GIVEN TASK: Report every line below that holds the word "screenshot".
┄┄┄┄┄┄┄┄┄┄┄┄┄┄┄┄┄┄┄┄
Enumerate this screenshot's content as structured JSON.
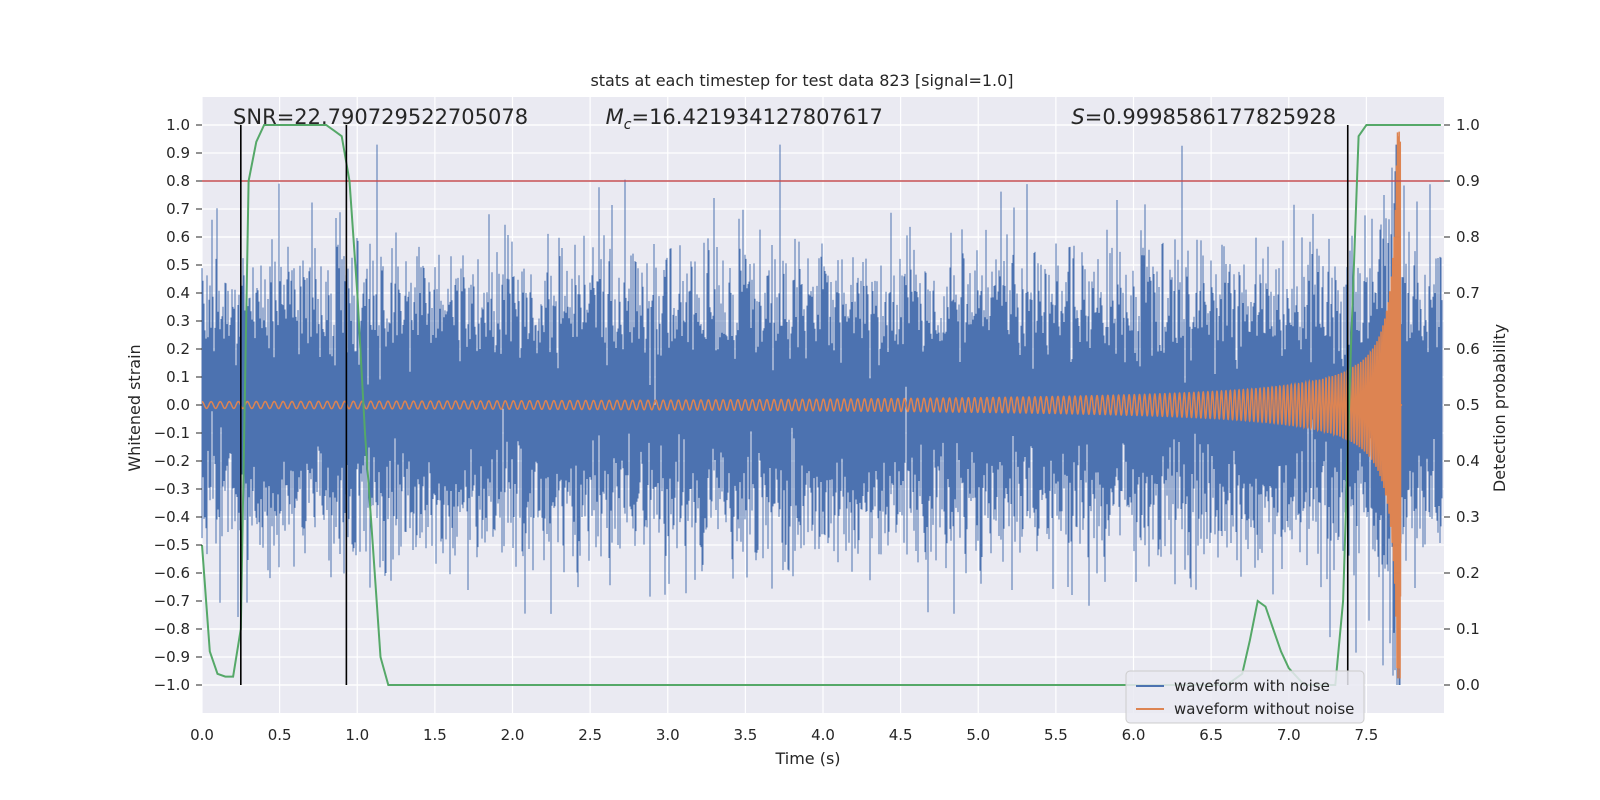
{
  "chart_data": {
    "type": "line",
    "title": "stats at each timestep for test data 823 [signal=1.0]",
    "xlabel": "Time (s)",
    "ylabel": "Whitened strain",
    "ylabel_right": "Detection probability",
    "xlim": [
      0.0,
      8.0
    ],
    "ylim": [
      -1.1,
      1.1
    ],
    "ylim_right": [
      -0.05,
      1.05
    ],
    "xticks": [
      "0.0",
      "0.5",
      "1.0",
      "1.5",
      "2.0",
      "2.5",
      "3.0",
      "3.5",
      "4.0",
      "4.5",
      "5.0",
      "5.5",
      "6.0",
      "6.5",
      "7.0",
      "7.5"
    ],
    "xtick_values": [
      0.0,
      0.5,
      1.0,
      1.5,
      2.0,
      2.5,
      3.0,
      3.5,
      4.0,
      4.5,
      5.0,
      5.5,
      6.0,
      6.5,
      7.0,
      7.5
    ],
    "yticks": [
      "1.0",
      "0.9",
      "0.8",
      "0.7",
      "0.6",
      "0.5",
      "0.4",
      "0.3",
      "0.2",
      "0.1",
      "0.0",
      "−0.1",
      "−0.2",
      "−0.3",
      "−0.4",
      "−0.5",
      "−0.6",
      "−0.7",
      "−0.8",
      "−0.9",
      "−1.0"
    ],
    "ytick_values": [
      1.0,
      0.9,
      0.8,
      0.7,
      0.6,
      0.5,
      0.4,
      0.3,
      0.2,
      0.1,
      0.0,
      -0.1,
      -0.2,
      -0.3,
      -0.4,
      -0.5,
      -0.6,
      -0.7,
      -0.8,
      -0.9,
      -1.0
    ],
    "yticks_right": [
      "1.0",
      "0.9",
      "0.8",
      "0.7",
      "0.6",
      "0.5",
      "0.4",
      "0.3",
      "0.2",
      "0.1",
      "0.0"
    ],
    "ytick_right_values": [
      1.0,
      0.9,
      0.8,
      0.7,
      0.6,
      0.5,
      0.4,
      0.3,
      0.2,
      0.1,
      0.0
    ],
    "annotations": [
      {
        "prefix": "SNR",
        "value": "=22.790729522705078",
        "x": 0.2,
        "italic": false,
        "sub": ""
      },
      {
        "prefix": "M",
        "value": "=16.421934127807617",
        "x": 2.6,
        "italic": true,
        "sub": "c"
      },
      {
        "prefix": "S",
        "value": "=0.9998586177825928",
        "x": 5.6,
        "italic": true,
        "sub": ""
      }
    ],
    "threshold": {
      "value": 0.8,
      "color": "#c44e52"
    },
    "vertical_markers": [
      0.25,
      0.93,
      7.38
    ],
    "series": [
      {
        "name": "waveform with noise",
        "color": "#4c72b0",
        "axis": "left",
        "kind": "noise",
        "sigma": 0.22,
        "sample_rate": 2048,
        "approx_max": 0.93,
        "approx_min": -1.0
      },
      {
        "name": "waveform without noise",
        "color": "#dd8452",
        "axis": "left",
        "kind": "chirp",
        "merger_time": 7.72,
        "amplitude_start": 0.012,
        "amplitude_peak": 0.98,
        "cycles_visible": 210
      },
      {
        "name": "",
        "color": "#55a868",
        "axis": "right",
        "kind": "probability",
        "x": [
          0.0,
          0.05,
          0.1,
          0.15,
          0.2,
          0.25,
          0.3,
          0.35,
          0.4,
          0.5,
          0.6,
          0.7,
          0.8,
          0.85,
          0.9,
          0.95,
          1.0,
          1.05,
          1.1,
          1.15,
          1.2,
          1.3,
          2.0,
          3.0,
          4.0,
          5.0,
          6.0,
          6.5,
          6.6,
          6.7,
          6.75,
          6.8,
          6.85,
          6.9,
          6.95,
          7.0,
          7.1,
          7.2,
          7.3,
          7.35,
          7.4,
          7.45,
          7.5,
          7.6,
          7.7,
          7.8,
          7.9,
          7.98
        ],
        "y": [
          0.25,
          0.06,
          0.02,
          0.015,
          0.015,
          0.1,
          0.9,
          0.97,
          1.0,
          1.0,
          1.0,
          1.0,
          1.0,
          0.99,
          0.98,
          0.9,
          0.7,
          0.45,
          0.25,
          0.05,
          0.0,
          0.0,
          0.0,
          0.0,
          0.0,
          0.0,
          0.0,
          0.0,
          0.0,
          0.02,
          0.08,
          0.15,
          0.14,
          0.1,
          0.06,
          0.03,
          0.0,
          0.0,
          0.0,
          0.15,
          0.6,
          0.98,
          1.0,
          1.0,
          1.0,
          1.0,
          1.0,
          1.0
        ]
      }
    ],
    "legend": {
      "placement": "lower-right",
      "entries": [
        "waveform with noise",
        "waveform without noise"
      ]
    },
    "grid": true
  }
}
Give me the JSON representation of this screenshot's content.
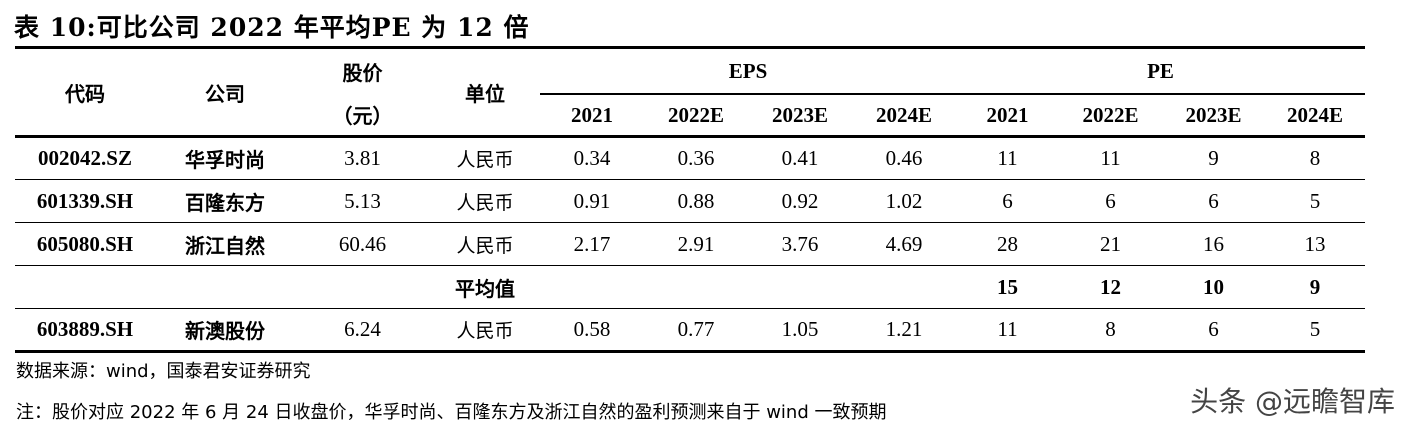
{
  "title": "表 10:可比公司 2022 年平均PE 为 12 倍",
  "headers": {
    "code": "代码",
    "company": "公司",
    "price_line1": "股价",
    "price_line2": "（元）",
    "unit": "单位",
    "eps": "EPS",
    "pe": "PE",
    "years": [
      "2021",
      "2022E",
      "2023E",
      "2024E"
    ]
  },
  "rows": [
    {
      "code": "002042.SZ",
      "company": "华孚时尚",
      "price": "3.81",
      "unit": "人民币",
      "eps": [
        "0.34",
        "0.36",
        "0.41",
        "0.46"
      ],
      "pe": [
        "11",
        "11",
        "9",
        "8"
      ]
    },
    {
      "code": "601339.SH",
      "company": "百隆东方",
      "price": "5.13",
      "unit": "人民币",
      "eps": [
        "0.91",
        "0.88",
        "0.92",
        "1.02"
      ],
      "pe": [
        "6",
        "6",
        "6",
        "5"
      ]
    },
    {
      "code": "605080.SH",
      "company": "浙江自然",
      "price": "60.46",
      "unit": "人民币",
      "eps": [
        "2.17",
        "2.91",
        "3.76",
        "4.69"
      ],
      "pe": [
        "28",
        "21",
        "16",
        "13"
      ]
    }
  ],
  "average": {
    "label": "平均值",
    "pe": [
      "15",
      "12",
      "10",
      "9"
    ]
  },
  "target": {
    "code": "603889.SH",
    "company": "新澳股份",
    "price": "6.24",
    "unit": "人民币",
    "eps": [
      "0.58",
      "0.77",
      "1.05",
      "1.21"
    ],
    "pe": [
      "11",
      "8",
      "6",
      "5"
    ]
  },
  "source": "数据来源：wind，国泰君安证券研究",
  "note": "注：股价对应 2022 年 6 月 24 日收盘价，华孚时尚、百隆东方及浙江自然的盈利预测来自于 wind 一致预期",
  "watermark": "头条 @远瞻智库"
}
┄┄┄┄┄┄┄┄┄┄┄┄┄┄┄┄┄┄┄┄
WRITTEN RESPONSE:
Enumerate this screenshot's content as structured JSON.
Give me the JSON representation of this screenshot's content.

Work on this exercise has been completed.